▶ _DATA SECTION_
■ ■ ■ ■ ■ ■ ■
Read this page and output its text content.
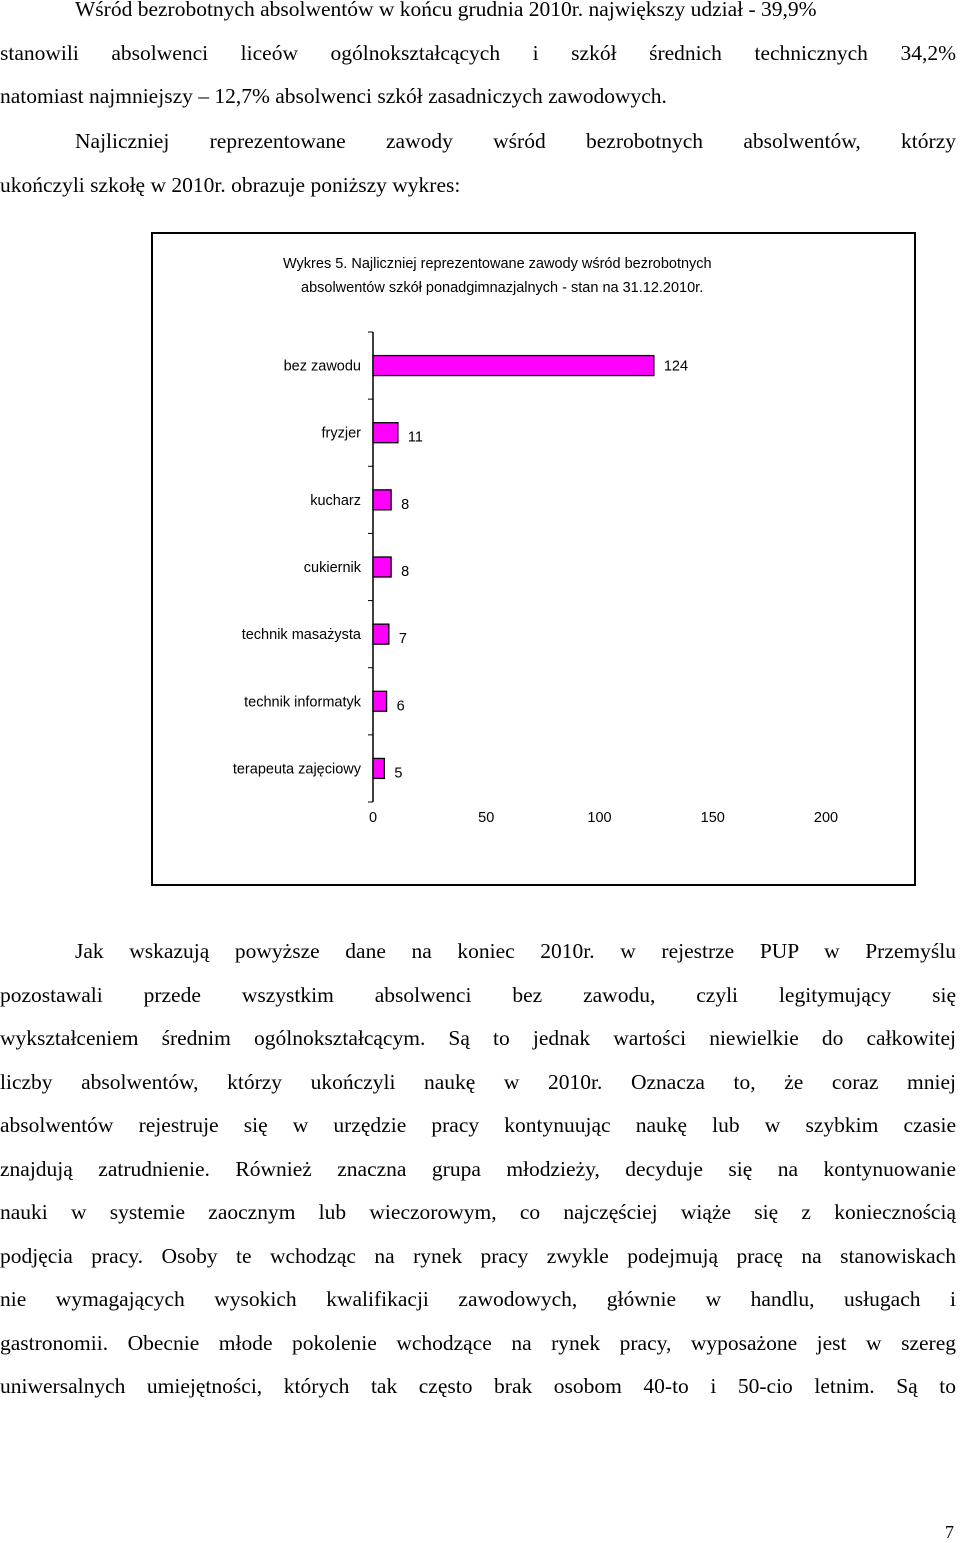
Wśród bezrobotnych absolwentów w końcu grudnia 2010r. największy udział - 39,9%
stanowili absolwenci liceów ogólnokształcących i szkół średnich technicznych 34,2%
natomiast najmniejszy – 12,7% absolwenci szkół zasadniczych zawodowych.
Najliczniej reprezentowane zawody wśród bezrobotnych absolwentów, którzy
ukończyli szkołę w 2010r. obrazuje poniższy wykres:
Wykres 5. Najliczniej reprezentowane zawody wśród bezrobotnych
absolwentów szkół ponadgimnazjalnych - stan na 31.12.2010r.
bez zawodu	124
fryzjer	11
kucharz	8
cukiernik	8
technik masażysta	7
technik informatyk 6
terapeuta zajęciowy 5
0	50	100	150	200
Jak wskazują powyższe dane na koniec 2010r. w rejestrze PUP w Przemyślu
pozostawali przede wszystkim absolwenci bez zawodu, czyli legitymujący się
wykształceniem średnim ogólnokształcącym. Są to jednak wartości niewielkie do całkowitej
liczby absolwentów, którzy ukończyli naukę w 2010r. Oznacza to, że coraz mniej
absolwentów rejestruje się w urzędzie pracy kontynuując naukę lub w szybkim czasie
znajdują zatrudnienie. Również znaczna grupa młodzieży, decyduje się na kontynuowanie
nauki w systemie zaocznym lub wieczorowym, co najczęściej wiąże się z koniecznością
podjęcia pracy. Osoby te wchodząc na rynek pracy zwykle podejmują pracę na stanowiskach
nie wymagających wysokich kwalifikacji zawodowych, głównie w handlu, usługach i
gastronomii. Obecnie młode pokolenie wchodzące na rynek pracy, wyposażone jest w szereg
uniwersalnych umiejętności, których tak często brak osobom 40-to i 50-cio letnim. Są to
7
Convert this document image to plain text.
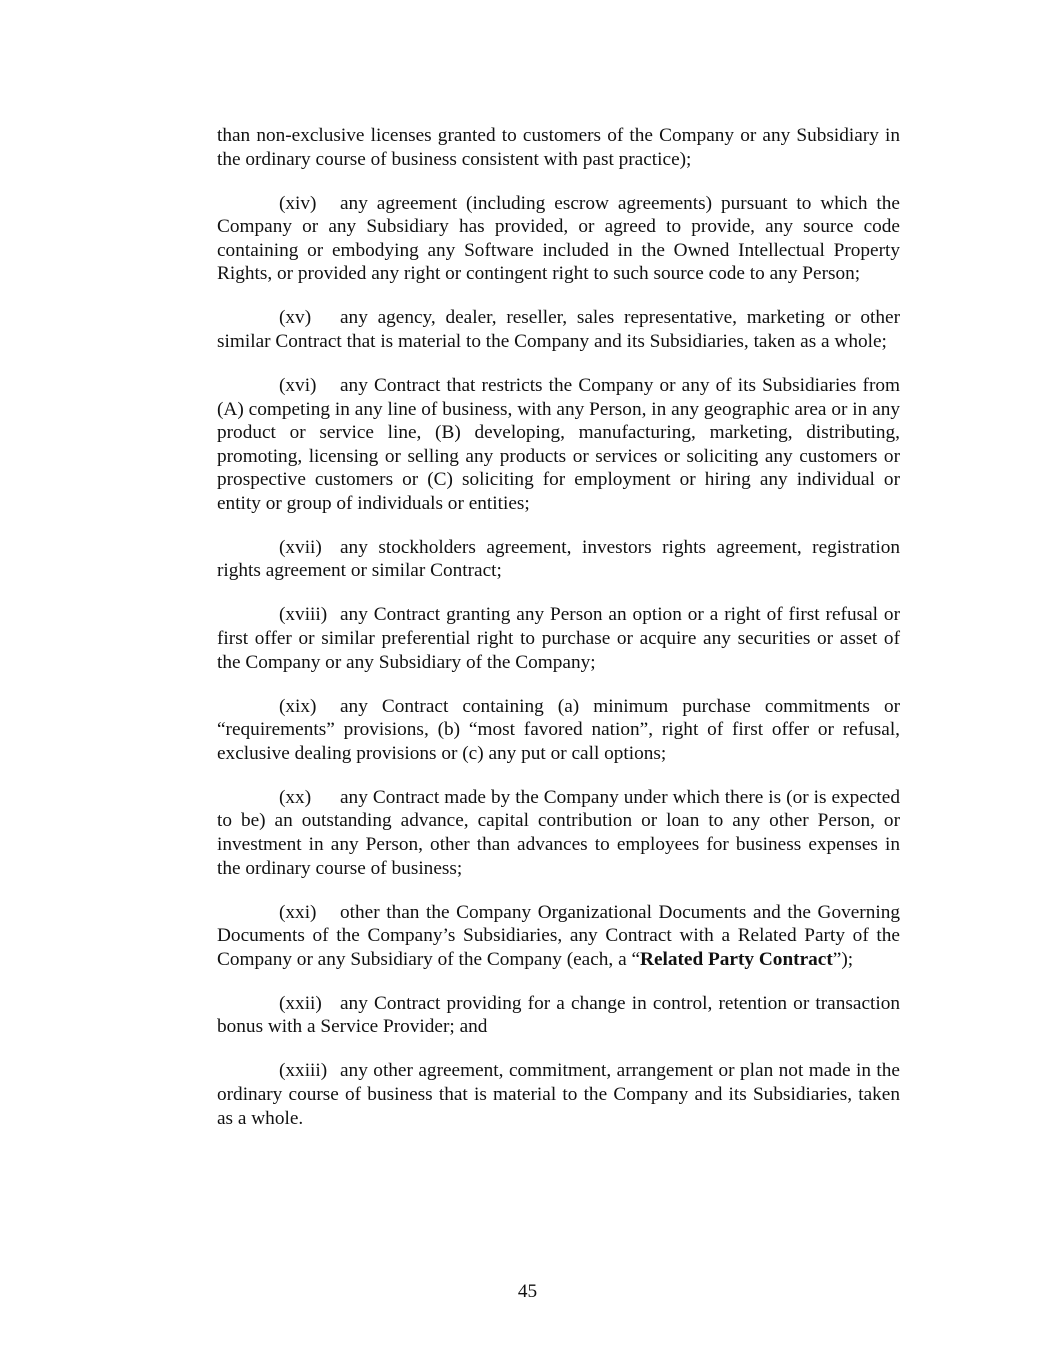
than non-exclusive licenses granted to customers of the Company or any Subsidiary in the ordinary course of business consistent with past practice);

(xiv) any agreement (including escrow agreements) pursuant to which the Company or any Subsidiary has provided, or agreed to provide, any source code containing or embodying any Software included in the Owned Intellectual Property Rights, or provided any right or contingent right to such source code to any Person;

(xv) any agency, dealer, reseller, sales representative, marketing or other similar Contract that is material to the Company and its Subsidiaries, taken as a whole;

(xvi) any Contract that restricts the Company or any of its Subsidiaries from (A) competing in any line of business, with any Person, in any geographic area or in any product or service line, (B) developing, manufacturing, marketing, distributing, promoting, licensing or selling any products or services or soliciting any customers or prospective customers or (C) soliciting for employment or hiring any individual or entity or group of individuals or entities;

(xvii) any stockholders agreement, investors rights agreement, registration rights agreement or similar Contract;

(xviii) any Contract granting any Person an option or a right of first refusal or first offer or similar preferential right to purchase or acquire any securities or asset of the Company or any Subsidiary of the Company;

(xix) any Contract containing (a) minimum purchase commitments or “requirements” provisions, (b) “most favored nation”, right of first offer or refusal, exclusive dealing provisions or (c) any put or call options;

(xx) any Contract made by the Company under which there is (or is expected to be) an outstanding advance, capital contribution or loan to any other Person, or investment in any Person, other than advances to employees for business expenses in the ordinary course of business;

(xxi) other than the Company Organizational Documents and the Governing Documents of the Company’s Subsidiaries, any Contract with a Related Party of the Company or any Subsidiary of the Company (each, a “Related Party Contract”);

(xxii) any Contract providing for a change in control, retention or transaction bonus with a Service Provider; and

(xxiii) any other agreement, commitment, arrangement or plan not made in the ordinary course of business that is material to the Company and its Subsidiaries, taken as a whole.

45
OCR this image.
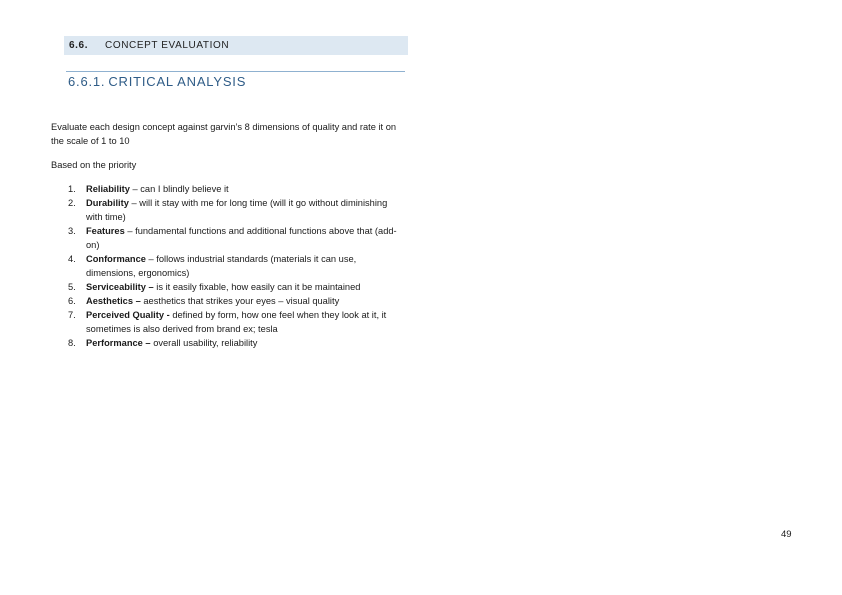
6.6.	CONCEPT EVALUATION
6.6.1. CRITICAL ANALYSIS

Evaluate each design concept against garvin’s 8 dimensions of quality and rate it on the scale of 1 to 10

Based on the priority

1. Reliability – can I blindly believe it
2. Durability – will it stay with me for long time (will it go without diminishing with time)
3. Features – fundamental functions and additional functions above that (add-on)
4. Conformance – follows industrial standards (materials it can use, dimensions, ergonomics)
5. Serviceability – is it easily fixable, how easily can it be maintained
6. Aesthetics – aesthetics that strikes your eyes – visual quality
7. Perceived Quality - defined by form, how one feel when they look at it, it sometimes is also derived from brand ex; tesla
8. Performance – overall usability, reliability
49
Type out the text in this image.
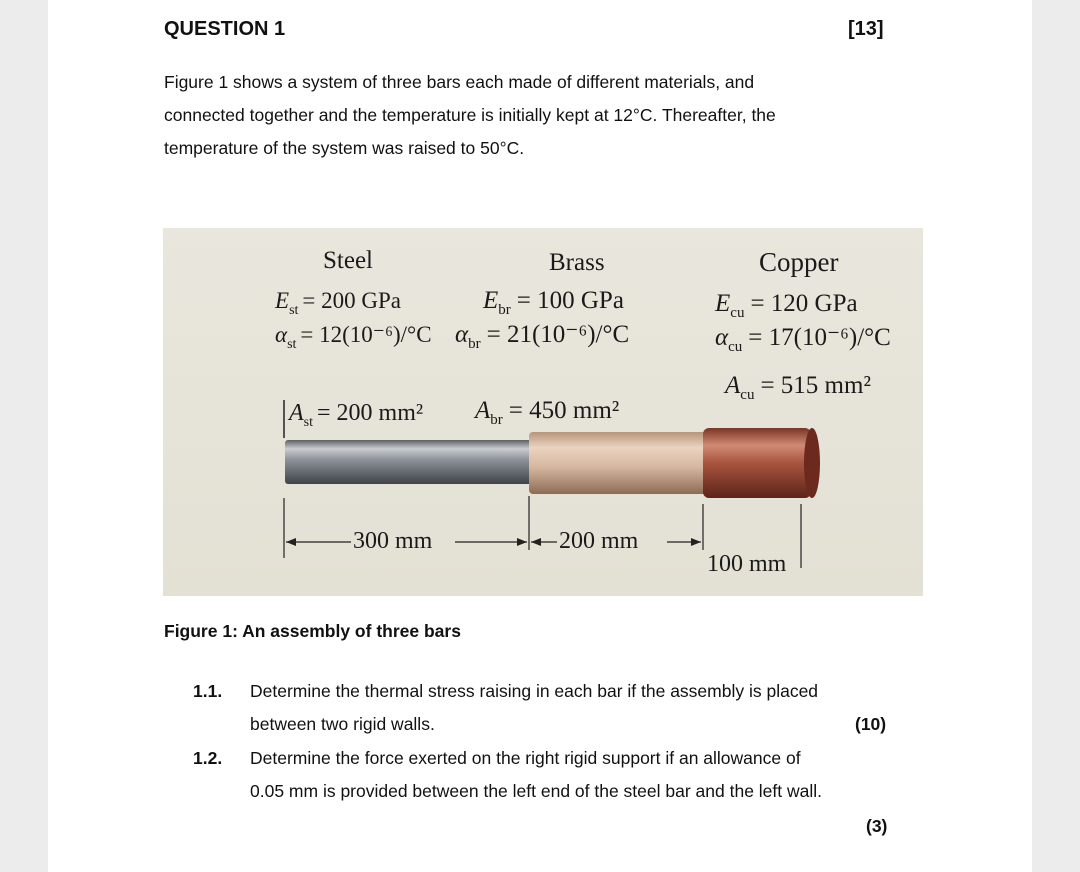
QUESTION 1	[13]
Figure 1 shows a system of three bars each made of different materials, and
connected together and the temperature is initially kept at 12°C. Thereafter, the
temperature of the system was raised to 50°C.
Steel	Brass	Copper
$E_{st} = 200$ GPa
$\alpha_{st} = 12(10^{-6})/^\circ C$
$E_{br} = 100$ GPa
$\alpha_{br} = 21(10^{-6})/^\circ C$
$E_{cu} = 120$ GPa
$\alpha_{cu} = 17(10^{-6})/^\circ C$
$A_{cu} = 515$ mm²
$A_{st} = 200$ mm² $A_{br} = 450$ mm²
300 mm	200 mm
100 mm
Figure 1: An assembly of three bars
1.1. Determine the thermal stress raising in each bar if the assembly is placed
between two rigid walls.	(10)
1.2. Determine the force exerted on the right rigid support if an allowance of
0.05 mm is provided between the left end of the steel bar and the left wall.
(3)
■ ■ ■ ■ ■ ■ ■
▶ _DIRECTIVE_
From the entries above, pull out each line that includes "image".

▶ _SOLUTION FOR THIS EXERCISE_
Convert this document image to plain text.
OCR this image.
Type out the text in this image.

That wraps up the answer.